The request:
Check every line below for the word "this" and show those that hold it.
_ _ _
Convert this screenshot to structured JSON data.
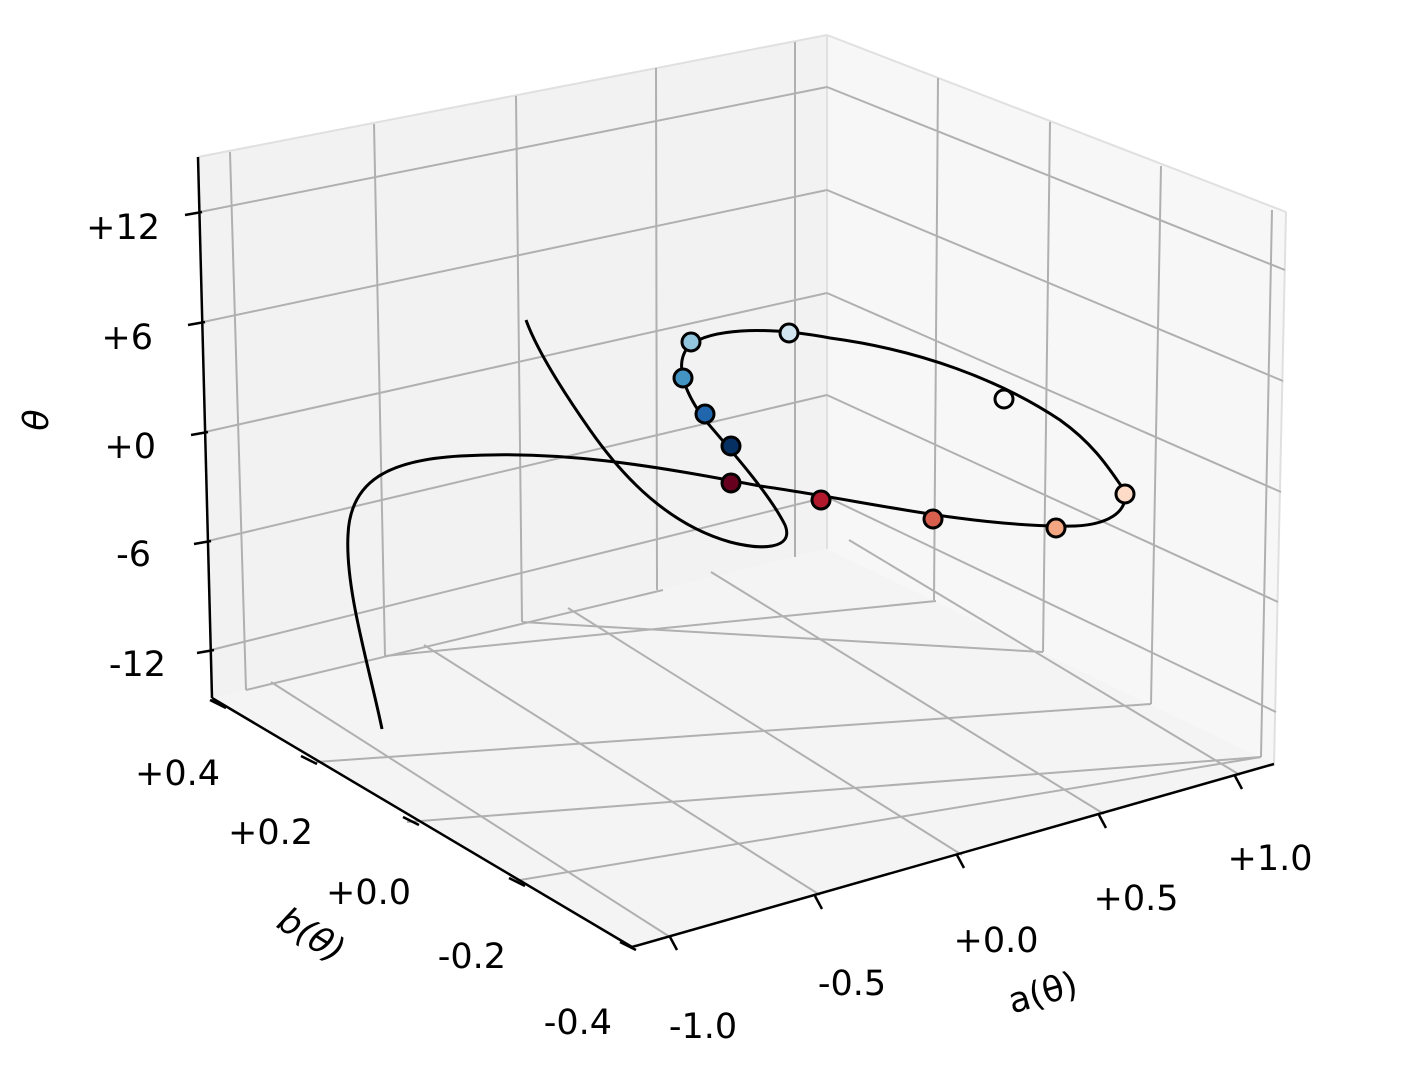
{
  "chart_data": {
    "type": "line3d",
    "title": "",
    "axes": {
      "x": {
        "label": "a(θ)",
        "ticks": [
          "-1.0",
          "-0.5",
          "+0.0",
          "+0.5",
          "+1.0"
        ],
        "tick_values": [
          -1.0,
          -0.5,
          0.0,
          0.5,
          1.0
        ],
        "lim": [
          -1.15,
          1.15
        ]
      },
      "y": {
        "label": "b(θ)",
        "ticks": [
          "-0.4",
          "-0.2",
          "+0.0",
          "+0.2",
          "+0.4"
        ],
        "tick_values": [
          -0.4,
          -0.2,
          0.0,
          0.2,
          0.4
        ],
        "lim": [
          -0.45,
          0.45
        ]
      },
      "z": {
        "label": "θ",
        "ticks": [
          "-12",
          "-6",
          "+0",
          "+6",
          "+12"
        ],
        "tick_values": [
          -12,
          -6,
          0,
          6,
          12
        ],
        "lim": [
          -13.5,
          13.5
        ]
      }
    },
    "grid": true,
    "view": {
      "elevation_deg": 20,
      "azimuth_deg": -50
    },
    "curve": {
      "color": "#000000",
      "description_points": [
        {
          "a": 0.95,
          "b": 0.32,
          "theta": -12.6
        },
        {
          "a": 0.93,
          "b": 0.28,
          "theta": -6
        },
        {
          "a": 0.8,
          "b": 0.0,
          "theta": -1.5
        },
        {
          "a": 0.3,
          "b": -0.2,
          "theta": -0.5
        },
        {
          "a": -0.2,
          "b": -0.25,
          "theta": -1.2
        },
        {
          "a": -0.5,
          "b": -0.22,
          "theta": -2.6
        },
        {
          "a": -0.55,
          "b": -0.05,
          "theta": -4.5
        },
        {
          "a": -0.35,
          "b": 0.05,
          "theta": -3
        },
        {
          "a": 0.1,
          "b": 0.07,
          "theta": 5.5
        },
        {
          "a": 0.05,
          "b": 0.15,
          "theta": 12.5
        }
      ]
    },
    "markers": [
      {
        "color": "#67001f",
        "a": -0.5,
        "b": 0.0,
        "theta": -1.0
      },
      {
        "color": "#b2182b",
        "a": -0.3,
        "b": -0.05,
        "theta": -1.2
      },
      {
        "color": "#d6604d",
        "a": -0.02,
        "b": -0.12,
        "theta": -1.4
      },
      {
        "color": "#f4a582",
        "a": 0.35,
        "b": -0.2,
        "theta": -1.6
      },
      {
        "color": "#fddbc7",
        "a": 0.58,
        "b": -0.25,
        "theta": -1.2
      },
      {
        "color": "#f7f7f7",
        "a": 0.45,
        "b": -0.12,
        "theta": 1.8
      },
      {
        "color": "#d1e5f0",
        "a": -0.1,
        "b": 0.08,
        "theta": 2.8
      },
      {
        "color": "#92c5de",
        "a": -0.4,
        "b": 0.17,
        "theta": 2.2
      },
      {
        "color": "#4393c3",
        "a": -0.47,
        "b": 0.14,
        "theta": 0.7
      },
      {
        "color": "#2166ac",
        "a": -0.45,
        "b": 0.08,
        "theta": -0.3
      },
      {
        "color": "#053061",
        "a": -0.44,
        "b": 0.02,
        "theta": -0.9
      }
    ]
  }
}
_ _ _
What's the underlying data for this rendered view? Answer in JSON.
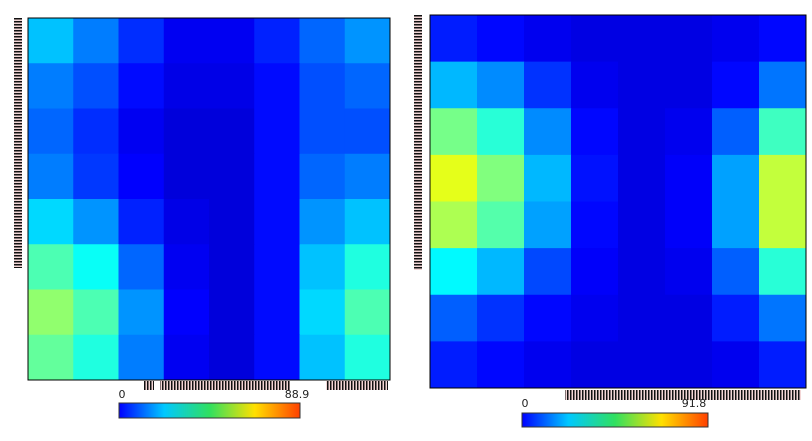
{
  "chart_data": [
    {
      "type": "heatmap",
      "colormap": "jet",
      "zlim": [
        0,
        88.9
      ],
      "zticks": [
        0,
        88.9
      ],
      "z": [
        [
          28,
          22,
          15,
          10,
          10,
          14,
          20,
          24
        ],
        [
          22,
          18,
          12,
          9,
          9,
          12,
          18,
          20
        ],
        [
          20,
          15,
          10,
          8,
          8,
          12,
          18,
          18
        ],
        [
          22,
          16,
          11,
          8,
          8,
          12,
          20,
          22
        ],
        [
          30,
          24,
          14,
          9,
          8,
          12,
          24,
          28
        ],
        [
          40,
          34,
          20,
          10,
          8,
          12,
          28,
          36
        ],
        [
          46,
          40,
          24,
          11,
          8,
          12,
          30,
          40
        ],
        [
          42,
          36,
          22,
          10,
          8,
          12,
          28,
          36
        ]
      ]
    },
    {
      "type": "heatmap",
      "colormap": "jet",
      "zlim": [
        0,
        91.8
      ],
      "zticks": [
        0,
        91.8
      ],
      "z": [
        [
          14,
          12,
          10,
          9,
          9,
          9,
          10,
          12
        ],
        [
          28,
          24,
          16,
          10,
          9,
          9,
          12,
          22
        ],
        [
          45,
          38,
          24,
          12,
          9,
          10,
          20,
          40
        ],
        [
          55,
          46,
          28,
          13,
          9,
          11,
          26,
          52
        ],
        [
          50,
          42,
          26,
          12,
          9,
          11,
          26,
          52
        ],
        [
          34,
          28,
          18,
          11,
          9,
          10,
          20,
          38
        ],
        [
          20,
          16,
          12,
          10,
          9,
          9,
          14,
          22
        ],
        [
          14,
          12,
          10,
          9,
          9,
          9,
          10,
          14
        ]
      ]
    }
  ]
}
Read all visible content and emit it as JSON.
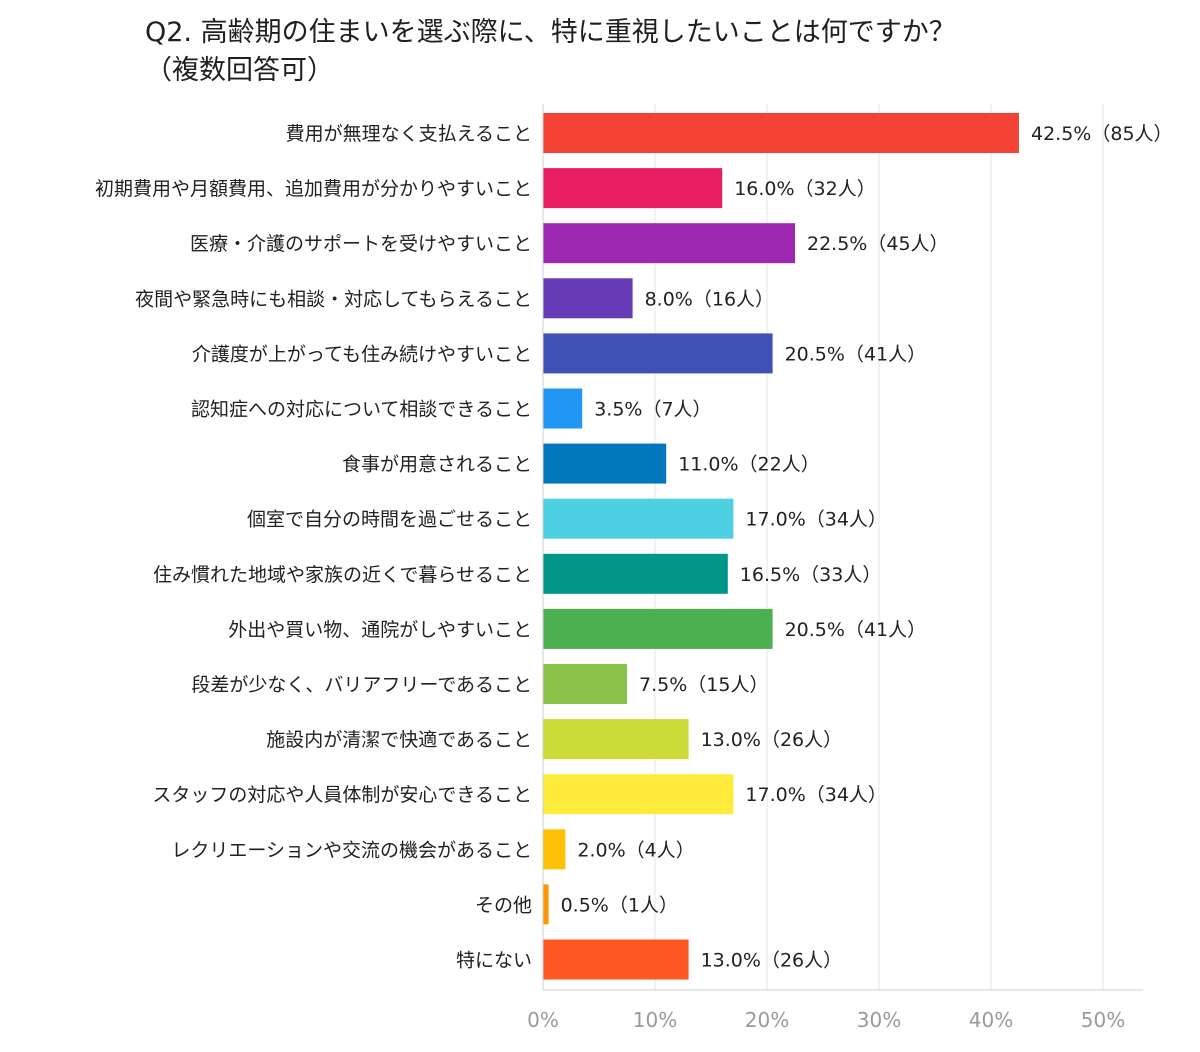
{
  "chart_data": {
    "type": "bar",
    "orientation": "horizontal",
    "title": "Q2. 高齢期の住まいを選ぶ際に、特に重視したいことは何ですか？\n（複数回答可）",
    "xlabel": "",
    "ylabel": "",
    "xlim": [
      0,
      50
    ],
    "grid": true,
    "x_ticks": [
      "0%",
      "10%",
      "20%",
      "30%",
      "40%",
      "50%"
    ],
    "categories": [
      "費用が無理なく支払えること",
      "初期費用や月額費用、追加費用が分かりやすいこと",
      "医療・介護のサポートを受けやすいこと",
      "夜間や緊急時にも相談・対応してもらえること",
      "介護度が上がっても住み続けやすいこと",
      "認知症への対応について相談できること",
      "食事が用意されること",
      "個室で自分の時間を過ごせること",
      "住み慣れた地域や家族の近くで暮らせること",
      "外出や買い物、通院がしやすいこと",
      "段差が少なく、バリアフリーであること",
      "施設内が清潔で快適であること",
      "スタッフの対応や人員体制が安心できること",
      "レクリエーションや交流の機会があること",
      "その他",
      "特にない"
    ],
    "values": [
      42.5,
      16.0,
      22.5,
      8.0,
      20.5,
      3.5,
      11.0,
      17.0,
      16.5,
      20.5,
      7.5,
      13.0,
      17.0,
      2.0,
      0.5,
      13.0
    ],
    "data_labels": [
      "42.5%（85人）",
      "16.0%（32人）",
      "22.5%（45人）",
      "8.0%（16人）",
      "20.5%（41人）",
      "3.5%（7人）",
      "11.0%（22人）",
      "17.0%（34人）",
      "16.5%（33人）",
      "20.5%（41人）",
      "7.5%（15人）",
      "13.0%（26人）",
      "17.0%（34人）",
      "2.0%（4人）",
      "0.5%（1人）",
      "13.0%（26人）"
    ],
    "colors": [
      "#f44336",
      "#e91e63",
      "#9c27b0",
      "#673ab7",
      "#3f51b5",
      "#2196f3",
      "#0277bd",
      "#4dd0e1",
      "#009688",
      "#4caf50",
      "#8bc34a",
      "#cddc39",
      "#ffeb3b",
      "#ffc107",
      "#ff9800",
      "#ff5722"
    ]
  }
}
_ _ _
Answer to the exercise:
Convert this screenshot to structured JSON data.
What's the underlying data for this rendered view? Answer in JSON.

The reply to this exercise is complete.